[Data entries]
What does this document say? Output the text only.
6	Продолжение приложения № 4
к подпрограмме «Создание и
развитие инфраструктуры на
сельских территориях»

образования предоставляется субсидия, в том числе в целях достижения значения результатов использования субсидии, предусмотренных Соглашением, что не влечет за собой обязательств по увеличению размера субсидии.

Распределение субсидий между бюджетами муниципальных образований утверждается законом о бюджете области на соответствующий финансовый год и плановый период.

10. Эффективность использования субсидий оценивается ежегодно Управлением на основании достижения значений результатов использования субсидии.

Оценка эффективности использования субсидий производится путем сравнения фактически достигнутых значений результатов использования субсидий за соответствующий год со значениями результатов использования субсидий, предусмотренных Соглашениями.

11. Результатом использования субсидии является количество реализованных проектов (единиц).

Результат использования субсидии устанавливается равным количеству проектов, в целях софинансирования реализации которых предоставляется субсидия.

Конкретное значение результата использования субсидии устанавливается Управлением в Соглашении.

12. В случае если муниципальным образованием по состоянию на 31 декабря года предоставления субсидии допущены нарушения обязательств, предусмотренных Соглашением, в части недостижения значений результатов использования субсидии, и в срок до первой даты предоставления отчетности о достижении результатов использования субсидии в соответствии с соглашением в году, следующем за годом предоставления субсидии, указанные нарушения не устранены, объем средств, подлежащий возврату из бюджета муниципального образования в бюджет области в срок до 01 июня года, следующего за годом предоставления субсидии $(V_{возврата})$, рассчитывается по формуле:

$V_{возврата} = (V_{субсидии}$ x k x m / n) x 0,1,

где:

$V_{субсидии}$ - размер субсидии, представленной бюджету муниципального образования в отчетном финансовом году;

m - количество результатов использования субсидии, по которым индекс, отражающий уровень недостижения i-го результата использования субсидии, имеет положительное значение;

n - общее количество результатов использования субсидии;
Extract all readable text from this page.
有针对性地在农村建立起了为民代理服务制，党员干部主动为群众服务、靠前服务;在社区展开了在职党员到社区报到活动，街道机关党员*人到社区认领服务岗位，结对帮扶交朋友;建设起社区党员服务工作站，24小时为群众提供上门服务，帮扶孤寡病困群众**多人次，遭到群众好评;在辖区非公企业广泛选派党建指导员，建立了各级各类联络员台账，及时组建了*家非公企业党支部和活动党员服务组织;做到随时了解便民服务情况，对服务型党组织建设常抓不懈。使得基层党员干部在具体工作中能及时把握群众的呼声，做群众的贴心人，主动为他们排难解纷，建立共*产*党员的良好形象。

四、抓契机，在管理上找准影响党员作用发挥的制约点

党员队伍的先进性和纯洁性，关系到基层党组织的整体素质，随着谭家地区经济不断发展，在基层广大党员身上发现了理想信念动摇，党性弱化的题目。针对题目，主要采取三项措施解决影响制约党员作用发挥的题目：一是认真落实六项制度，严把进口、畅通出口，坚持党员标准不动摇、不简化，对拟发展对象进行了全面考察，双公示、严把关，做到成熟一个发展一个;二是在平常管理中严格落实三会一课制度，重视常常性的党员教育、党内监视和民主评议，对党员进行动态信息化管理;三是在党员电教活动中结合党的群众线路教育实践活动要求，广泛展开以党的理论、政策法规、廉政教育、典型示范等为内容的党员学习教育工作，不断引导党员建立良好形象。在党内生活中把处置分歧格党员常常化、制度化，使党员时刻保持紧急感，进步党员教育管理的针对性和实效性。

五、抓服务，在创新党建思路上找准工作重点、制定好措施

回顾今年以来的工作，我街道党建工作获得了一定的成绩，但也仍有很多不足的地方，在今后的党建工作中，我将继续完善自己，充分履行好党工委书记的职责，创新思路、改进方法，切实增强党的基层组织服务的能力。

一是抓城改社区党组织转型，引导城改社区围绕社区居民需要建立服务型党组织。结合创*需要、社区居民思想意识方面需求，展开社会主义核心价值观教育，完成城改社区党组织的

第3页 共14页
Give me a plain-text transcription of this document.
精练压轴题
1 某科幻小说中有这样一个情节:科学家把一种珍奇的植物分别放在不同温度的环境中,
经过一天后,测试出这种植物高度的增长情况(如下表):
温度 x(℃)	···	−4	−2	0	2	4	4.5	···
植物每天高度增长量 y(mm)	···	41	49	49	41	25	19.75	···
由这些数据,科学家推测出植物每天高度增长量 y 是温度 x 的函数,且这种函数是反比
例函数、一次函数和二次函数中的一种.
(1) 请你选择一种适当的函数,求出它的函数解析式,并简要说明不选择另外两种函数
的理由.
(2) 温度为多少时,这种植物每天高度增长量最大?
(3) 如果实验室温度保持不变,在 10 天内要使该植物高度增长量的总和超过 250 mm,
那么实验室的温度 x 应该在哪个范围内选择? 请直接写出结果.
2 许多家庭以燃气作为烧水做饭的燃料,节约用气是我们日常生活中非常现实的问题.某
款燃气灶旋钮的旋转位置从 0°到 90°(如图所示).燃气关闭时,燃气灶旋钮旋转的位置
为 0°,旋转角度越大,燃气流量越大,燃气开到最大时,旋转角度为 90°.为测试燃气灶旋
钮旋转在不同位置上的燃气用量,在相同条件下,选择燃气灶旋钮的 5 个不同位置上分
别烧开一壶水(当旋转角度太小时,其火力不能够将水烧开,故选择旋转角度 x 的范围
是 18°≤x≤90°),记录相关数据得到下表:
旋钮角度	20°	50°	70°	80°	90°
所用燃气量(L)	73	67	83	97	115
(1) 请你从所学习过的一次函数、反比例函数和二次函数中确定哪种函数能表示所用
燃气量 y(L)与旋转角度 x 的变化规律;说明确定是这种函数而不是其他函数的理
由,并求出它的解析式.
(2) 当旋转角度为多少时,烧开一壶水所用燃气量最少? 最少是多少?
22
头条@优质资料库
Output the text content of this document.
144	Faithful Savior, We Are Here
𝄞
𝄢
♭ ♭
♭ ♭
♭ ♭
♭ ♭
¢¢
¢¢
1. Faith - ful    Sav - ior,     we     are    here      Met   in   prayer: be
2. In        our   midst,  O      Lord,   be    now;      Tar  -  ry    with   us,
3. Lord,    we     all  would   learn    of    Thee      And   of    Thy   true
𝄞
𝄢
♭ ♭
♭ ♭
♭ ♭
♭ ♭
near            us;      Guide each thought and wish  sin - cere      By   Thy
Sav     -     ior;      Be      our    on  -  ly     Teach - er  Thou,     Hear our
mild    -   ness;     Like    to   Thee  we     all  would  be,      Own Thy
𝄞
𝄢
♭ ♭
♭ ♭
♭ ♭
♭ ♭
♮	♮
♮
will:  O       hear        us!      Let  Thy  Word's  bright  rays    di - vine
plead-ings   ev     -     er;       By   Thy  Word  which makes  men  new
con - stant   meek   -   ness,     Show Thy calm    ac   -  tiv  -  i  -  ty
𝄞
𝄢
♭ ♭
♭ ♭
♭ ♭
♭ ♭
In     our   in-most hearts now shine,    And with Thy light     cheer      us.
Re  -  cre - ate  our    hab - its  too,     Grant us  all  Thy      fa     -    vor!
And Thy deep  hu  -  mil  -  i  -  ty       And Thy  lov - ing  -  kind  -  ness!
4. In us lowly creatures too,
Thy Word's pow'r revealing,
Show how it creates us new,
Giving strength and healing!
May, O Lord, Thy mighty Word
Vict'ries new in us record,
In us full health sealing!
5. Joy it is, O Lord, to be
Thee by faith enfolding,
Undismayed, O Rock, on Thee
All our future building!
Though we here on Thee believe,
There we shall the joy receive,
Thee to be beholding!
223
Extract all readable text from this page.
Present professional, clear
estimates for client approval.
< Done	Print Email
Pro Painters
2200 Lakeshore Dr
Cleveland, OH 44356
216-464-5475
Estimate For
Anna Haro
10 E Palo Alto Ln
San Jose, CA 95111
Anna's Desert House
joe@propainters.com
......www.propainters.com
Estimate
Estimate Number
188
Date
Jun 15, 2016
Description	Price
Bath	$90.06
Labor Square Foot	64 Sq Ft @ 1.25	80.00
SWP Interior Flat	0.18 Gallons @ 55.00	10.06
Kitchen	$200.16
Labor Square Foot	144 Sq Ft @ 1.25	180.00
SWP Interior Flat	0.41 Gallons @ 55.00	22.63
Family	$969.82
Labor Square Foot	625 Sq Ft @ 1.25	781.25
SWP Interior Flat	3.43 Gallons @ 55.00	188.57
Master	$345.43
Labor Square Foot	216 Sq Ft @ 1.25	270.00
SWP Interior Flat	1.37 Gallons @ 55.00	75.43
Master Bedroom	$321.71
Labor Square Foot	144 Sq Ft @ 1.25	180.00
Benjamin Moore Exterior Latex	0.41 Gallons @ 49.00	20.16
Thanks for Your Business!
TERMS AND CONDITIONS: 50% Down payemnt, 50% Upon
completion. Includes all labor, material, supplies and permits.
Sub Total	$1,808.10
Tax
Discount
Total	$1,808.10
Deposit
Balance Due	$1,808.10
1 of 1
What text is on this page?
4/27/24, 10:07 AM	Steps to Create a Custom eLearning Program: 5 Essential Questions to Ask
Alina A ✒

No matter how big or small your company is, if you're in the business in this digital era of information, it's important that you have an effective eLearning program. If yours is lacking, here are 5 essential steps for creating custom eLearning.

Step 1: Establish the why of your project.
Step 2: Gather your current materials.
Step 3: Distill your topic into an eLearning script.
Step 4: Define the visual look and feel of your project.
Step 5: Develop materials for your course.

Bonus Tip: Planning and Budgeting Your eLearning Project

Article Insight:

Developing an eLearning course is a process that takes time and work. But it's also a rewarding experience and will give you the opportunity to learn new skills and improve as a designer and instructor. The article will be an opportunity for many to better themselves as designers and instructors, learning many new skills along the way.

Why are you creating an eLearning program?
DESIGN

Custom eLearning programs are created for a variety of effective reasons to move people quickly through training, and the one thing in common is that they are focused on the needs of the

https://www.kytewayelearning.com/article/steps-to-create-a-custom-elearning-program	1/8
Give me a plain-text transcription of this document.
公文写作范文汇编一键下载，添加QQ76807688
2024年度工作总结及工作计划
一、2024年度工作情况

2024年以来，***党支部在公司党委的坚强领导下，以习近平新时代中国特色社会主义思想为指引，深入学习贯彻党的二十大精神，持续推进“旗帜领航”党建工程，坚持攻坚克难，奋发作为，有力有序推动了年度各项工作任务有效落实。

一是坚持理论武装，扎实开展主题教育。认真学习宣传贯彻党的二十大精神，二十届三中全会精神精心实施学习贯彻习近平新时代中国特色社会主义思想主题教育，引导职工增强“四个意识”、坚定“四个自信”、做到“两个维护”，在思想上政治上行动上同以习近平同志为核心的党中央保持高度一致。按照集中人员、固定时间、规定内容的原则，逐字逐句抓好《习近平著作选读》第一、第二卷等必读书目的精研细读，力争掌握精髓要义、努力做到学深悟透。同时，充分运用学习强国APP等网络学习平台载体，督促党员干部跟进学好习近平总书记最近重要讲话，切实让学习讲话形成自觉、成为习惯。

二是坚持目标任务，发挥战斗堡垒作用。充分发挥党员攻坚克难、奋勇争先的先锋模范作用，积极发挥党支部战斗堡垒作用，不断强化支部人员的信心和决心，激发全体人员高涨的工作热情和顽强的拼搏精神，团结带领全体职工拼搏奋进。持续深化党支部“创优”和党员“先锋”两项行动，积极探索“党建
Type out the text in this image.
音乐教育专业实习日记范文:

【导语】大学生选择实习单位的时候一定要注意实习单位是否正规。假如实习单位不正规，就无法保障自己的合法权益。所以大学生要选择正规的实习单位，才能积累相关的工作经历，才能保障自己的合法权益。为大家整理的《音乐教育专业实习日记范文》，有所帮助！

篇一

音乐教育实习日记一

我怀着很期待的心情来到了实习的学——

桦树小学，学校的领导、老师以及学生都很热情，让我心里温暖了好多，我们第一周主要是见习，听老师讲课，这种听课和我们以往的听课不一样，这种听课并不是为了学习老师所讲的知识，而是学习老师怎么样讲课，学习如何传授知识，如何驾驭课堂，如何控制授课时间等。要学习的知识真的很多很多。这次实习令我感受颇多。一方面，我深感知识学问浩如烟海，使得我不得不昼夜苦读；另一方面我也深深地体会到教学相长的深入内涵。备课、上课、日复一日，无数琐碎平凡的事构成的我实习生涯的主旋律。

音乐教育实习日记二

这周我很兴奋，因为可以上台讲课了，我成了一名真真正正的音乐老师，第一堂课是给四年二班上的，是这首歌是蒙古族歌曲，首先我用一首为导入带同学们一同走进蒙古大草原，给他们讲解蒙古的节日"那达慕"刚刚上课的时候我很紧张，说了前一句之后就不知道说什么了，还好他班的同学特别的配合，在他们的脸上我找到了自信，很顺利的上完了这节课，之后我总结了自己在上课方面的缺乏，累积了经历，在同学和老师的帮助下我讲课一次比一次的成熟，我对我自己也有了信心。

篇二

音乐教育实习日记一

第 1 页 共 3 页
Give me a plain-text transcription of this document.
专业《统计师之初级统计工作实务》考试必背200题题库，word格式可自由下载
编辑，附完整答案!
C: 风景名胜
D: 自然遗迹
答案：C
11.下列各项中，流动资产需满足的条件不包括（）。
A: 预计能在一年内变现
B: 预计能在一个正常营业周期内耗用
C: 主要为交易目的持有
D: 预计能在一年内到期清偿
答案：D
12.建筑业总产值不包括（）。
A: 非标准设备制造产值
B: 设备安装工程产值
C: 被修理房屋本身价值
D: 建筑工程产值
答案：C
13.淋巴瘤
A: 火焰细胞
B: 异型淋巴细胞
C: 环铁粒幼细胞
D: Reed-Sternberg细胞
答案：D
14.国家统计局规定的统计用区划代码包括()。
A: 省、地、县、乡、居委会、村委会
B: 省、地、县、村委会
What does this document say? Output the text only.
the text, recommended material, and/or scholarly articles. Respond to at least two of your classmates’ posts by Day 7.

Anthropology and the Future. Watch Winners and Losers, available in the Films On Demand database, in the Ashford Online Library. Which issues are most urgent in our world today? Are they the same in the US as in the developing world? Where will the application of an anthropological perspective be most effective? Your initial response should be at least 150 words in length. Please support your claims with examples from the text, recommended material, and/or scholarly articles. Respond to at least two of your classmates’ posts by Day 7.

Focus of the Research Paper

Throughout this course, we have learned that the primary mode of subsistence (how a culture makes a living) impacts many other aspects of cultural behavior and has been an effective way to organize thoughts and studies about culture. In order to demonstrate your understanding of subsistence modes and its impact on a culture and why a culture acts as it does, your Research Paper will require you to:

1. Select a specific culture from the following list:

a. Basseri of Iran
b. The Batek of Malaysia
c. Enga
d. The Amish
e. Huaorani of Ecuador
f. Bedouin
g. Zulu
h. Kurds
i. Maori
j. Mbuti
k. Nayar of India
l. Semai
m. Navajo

■ Exercise description ■
Return, from the data, each line that has the word "culture" in it.

■ Written solution ■
Throughout this course, we have learned that the primary mode of subsistence (how a culture makes a living) impacts many other aspects of cultural behavior and has been an effective way to organize thoughts and studies about culture. In order to demonstrate your understanding of subsistence modes and its impact on a culture and why a culture acts as it does, your Research Paper will require you to:
1. Select a specific culture from the following list:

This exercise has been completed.